▶ [Source passage]:
· · ·
Fetch the tango runtime for D1. Note that LDC fails to compile trunk at the moment - use 0.99.9. As of revision 1640 (dmdfe 1.057 merge), you will need to apply the patch in tango-0.99.9.patch.

cd ..
svn co http://svn.dsource.org/projects/tango/tags/releases/0.99.9 tango
patch -p0  -d tango/ < ldc/tango-0.99.9.patch

Compile ldc and the runtime and include ldc in your path

cd ldc
make
export PATH=`pwd`/bin:${PATH}

Using Tango

While LDC does use the Tango runtime per default, you still need to compile the Tango user library to build most applications.

Build the Tango user library:

You should probably use the new Tango build tool called bob (unless there is no prebuilt bob binary for your architecture ... then you should try bob.rb with ruby, then try the build script). I have tested Tango-0.99.9 and this should build on linux just fine without any patches ... hopefully :) Of course, you can change the -o="..." options to whatever you like. Make sure to use your architectures binary in the below command (ie. replace the linux64 part).

cd ../tango
./build/bin/linux64/bob -vu -r=ldc -c=ldc -o="-O3 -release" -l=../ldc/lib/libtango -p=linux .

If you end up needing the build.sh script then use the following few instructions:

cd ../tango/lib/
chmod a+x build-tango.sh
./build-tango.sh ldc
cp libtango-user-ldc.a ../../ldc/lib/

Now adjust your ldc/bin/ldc.conf to include -L-ltango'.
Here is an example:

default:
{
    switches = [
        "-I/home/someUserName/tango",
        "-I/home/someUserName/tango/tango/core/vendor",
        "-I/home/someUserName/tango/tango/core/rt/compiler/ldc",
        "-L-L%%ldcbinarypath%%/../lib",
        "-L-ltango",
        "-d-version=Tango",
        "-defaultlib=tango",
        "-debuglib=tango"
· · ·
▶ [Records provided]:
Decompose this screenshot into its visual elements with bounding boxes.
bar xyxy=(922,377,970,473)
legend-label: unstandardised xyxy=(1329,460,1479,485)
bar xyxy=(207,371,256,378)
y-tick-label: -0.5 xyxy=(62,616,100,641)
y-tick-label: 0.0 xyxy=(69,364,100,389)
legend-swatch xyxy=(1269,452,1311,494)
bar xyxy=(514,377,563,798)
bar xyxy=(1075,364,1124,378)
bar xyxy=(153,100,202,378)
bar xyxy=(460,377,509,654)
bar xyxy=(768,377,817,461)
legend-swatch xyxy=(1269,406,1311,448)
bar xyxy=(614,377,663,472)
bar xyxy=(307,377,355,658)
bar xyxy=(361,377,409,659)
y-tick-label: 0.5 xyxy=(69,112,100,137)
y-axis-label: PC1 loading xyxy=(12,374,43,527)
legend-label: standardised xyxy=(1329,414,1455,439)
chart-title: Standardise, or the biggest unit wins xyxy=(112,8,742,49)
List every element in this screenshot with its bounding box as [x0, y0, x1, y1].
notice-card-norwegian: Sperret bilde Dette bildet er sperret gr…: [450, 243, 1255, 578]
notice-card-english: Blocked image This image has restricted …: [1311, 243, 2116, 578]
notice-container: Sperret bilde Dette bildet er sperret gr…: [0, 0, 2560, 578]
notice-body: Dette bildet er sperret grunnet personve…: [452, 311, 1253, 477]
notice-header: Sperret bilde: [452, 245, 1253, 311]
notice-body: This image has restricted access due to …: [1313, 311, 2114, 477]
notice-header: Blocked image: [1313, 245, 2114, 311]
· · ·
▶ [Questions]:
(A) In the LDC and Tango build instructions, what is the name of the new Tango build tool?
(B) Reproduce the part of the LDC and Tango build instructions that begins at the words "While LDC does" and ends after "the linux64 part).".
(C) Carry on the LDC and Tango build instructions from the point where they end.
The material has no connection to the LDC and Tango build instructions.

▶ [Responses to the exercise]:
(A) bob

(B)
While LDC does use the Tango runtime per default, you still need to compile the Tango user library to build most applications.

Build the Tango user library:

You should probably use the new Tango build tool called bob (unless there is no prebuilt bob binary for your architecture ... then you should try bob.rb with ruby, then try the build script). I have tested Tango-0.99.9 and this should build on linux just fine without any patches ... hopefully :) Of course, you can change the -o="..." options to whatever you like. Make sure to use your architectures binary in the below command (ie. replace the linux64 part).

(C)
    ];
};

For Mac OS X Tiger 10.4, you should also add the following to DFLAGS in ldc/bin/ldc.conf (not needed for Leopard):

-L-L/Developer/SDKs/MacOSX10.4u.sdk/usr/lib -defaultlib=gcc_eh

If you need to import a module from tango.core and it does not exist, see if it exists in tango/lib/common/tango/core/. If so, run ldc -H -o- on those modules, then copy the resulting .di files to the appropriate directory. Only copy the .di files, not the .d files; the .d files contain implementations that may not be correct for LDC, and LDC might attempt to inline these wrong implementations. (Or your build tool might try to compile and use the .d files, which would be equally wrong.)

Alternatively you can use Rebuild ...

Using Rebuild

Rebuild has some advantages to using a static Tango library (as described above). It compiles and links only to the modules you actually need, and changing the compiler options, for all the modules your application needs, is easy.

If you want to use DSSS or Rebuild with LDC, install the ldc-posix-tango Rebuild profile from the root dir:

mkdir -p $HOME/.rebuild
ln -s `pwd`/ldc-posix-tango $HOME/.rebuild

After you made sure that LDC is in PATH, you can use Rebuild from anywhere.